Exercise description:
Find the string "that" in the records. Copy every line it appears in.

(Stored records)
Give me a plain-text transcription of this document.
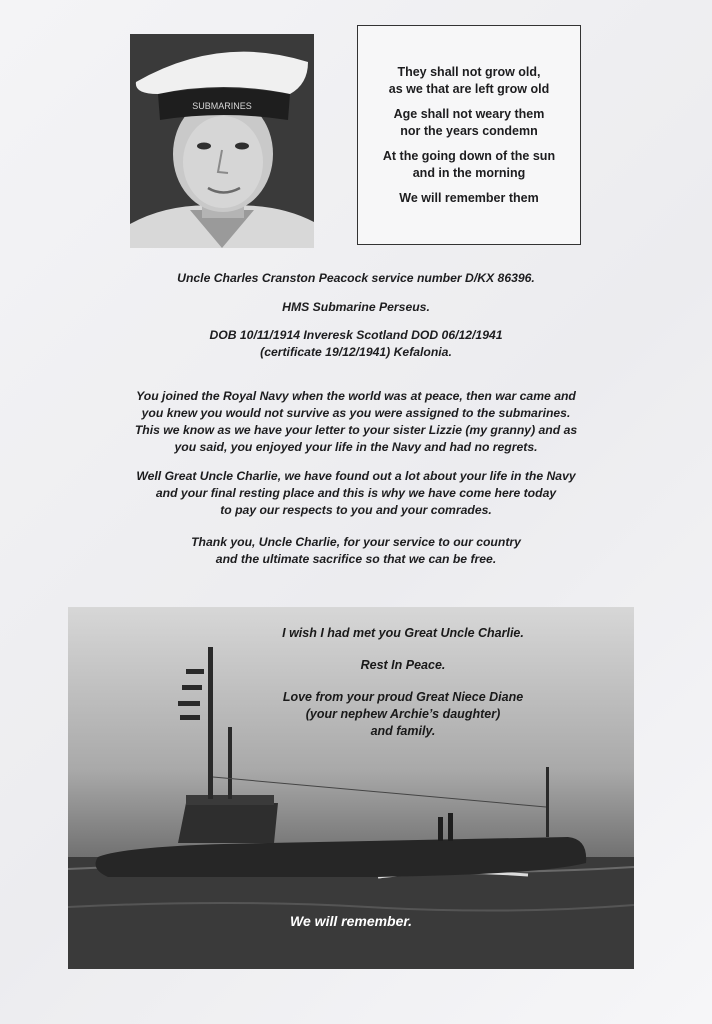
SUBMARINES

They shall not grow old,
as we that are left grow old

Age shall not weary them
nor the years condemn

At the going down of the sun
and in the morning

We will remember them

Uncle Charles Cranston Peacock service number D/KX 86396.

HMS Submarine Perseus.

DOB 10/11/1914 Inveresk Scotland DOD 06/12/1941

(certificate 19/12/1941) Kefalonia.

You joined the Royal Navy when the world was at peace, then war came and
you knew you would not survive as you were assigned to the submarines.
This we know as we have your letter to your sister Lizzie (my granny) and as
you said, you enjoyed your life in the Navy and had no regrets.
Well Great Uncle Charlie, we have found out a lot about your life in the Navy
and your final resting place and this is why we have come here today
to pay our respects to you and your comrades.
Thank you, Uncle Charlie, for your service to our country
and the ultimate sacrifice so that we can be free.

I wish I had met you Great Uncle Charlie.

Rest In Peace.

Love from your proud Great Niece Diane
(your nephew Archie’s daughter)
and family.

We will remember.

Result:
as we that are left grow old
and the ultimate sacrifice so that we can be free.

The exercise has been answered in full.